> [Required task]:
From the entries below, copy out every line with "company" in it.

> [Material]:
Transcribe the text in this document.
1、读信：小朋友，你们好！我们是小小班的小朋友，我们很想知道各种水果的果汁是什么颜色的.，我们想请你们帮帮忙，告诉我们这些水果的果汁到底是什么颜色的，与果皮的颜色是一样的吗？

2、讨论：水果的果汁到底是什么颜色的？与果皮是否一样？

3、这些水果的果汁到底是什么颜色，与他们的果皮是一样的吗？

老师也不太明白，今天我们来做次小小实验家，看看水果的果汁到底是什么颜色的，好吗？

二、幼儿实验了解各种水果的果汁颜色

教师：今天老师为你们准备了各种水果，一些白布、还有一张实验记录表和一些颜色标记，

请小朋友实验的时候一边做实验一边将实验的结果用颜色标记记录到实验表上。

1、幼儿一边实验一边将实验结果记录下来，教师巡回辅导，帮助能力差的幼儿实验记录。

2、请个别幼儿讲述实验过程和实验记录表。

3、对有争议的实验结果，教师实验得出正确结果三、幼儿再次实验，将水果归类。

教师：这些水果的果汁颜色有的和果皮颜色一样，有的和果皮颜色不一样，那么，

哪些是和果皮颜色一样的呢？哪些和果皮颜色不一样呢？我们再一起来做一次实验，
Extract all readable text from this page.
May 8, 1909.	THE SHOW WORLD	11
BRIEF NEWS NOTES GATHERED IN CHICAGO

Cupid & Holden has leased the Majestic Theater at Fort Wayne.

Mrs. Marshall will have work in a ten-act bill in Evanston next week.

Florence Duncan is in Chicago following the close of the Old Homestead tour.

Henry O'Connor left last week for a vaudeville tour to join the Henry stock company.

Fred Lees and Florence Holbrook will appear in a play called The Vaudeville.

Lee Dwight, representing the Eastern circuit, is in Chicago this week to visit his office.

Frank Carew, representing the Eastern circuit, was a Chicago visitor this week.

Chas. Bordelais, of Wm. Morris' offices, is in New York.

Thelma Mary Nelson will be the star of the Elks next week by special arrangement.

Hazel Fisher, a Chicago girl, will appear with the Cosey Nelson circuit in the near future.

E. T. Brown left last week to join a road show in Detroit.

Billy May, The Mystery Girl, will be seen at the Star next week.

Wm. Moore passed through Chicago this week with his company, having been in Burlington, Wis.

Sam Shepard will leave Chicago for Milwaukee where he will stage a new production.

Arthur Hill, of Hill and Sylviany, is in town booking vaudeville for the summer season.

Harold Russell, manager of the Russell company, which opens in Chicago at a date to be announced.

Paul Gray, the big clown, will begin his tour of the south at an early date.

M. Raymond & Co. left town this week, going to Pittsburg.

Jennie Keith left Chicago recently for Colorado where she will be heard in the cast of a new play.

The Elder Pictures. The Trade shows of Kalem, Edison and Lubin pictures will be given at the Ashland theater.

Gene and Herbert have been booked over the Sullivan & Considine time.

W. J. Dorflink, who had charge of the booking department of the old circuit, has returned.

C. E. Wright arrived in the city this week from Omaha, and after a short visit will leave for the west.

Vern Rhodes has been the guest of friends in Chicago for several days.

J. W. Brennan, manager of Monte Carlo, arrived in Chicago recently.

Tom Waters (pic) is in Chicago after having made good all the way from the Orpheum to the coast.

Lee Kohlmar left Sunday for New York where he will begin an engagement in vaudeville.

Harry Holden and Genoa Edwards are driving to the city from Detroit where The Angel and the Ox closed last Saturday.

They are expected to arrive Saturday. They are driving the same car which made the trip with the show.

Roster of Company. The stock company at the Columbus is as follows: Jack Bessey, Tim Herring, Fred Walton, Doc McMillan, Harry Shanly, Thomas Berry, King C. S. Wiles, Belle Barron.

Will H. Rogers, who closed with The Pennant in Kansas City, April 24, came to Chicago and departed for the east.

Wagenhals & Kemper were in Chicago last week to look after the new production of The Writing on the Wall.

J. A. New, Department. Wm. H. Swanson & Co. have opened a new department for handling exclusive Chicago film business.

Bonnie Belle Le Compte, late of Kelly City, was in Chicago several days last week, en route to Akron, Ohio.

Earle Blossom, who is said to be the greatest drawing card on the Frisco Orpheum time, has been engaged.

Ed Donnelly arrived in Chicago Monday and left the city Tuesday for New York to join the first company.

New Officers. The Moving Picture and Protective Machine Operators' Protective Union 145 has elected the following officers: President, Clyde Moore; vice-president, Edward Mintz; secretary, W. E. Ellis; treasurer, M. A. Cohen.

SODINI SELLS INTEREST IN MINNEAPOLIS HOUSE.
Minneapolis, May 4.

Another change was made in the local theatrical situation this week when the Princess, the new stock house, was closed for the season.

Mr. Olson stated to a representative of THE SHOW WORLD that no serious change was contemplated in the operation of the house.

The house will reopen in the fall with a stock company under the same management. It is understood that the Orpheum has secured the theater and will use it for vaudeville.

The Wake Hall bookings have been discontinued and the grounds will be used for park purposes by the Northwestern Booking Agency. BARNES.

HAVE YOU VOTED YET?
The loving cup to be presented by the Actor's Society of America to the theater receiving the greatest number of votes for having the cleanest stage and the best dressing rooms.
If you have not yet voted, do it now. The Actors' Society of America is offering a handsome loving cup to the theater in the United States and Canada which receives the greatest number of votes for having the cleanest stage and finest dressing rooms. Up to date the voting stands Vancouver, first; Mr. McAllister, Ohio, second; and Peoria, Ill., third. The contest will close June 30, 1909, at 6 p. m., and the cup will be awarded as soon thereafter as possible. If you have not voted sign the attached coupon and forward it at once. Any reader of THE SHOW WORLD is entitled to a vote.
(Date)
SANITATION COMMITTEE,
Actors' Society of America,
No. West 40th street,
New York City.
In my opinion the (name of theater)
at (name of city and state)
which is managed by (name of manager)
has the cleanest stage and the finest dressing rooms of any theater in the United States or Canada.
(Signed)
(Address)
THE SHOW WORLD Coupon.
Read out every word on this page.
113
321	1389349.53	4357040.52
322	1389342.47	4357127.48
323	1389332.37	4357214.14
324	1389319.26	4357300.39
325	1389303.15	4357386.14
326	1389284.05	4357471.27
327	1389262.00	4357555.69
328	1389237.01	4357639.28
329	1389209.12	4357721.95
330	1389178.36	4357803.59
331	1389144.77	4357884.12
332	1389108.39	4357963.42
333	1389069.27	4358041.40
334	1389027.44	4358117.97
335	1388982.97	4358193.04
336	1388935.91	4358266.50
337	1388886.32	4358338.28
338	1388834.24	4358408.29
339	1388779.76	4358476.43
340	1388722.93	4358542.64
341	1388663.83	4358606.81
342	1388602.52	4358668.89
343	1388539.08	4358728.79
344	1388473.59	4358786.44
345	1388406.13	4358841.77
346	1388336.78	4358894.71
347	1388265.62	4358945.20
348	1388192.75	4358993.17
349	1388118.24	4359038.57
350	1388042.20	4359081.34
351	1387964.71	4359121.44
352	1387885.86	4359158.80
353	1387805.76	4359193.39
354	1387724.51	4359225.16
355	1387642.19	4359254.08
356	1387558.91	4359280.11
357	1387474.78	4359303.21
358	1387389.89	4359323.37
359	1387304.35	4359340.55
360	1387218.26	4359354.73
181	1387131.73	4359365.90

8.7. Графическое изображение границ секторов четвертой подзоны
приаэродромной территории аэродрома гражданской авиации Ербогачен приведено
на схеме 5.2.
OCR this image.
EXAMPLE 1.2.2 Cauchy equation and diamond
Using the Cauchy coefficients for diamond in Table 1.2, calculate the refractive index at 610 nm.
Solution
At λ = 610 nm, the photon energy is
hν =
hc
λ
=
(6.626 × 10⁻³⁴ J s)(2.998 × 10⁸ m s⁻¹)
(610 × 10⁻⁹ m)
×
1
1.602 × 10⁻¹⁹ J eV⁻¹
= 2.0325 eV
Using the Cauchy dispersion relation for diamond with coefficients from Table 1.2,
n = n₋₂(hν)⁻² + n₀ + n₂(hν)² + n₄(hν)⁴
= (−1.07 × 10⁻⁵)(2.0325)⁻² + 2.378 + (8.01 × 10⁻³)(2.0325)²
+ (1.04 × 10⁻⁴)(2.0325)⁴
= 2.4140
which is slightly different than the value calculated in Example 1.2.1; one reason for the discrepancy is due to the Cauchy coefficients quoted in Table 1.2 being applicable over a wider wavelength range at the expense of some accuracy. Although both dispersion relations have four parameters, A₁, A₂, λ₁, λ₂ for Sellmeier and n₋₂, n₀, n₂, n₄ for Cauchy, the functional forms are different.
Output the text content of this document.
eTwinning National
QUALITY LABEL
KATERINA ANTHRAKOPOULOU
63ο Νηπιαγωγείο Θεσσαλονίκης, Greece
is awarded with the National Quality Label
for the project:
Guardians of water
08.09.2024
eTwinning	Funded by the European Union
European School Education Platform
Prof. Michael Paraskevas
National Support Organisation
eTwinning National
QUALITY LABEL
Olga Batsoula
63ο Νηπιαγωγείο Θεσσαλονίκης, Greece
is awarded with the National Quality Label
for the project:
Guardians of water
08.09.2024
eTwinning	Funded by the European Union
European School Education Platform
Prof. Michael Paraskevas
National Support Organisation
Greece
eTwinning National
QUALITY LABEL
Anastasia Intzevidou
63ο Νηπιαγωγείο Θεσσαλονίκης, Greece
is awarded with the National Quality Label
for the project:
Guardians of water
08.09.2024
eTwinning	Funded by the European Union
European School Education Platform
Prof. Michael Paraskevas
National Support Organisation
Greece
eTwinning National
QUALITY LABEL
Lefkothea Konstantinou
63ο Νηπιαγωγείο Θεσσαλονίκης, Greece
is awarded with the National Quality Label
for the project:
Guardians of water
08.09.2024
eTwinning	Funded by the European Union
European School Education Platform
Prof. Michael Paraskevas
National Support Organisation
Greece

> [Task solution]:
Henry O'Connor left last week for a vaudeville tour to join the Henry stock company.
Wm. Moore passed through Chicago this week with his company, having been in Burlington, Wis.
Harold Russell, manager of the Russell company, which opens in Chicago at a date to be announced.
Roster of Company. The stock company at the Columbus is as follows: Jack Bessey, Tim Herring, Fred Walton, Doc McMillan, Harry Shanly, Thomas Berry, King C. S. Wiles, Belle Barron.
Ed Donnelly arrived in Chicago Monday and left the city Tuesday for New York to join the first company.
The house will reopen in the fall with a stock company under the same management. It is understood that the Orpheum has secured the theater and will use it for vaudeville.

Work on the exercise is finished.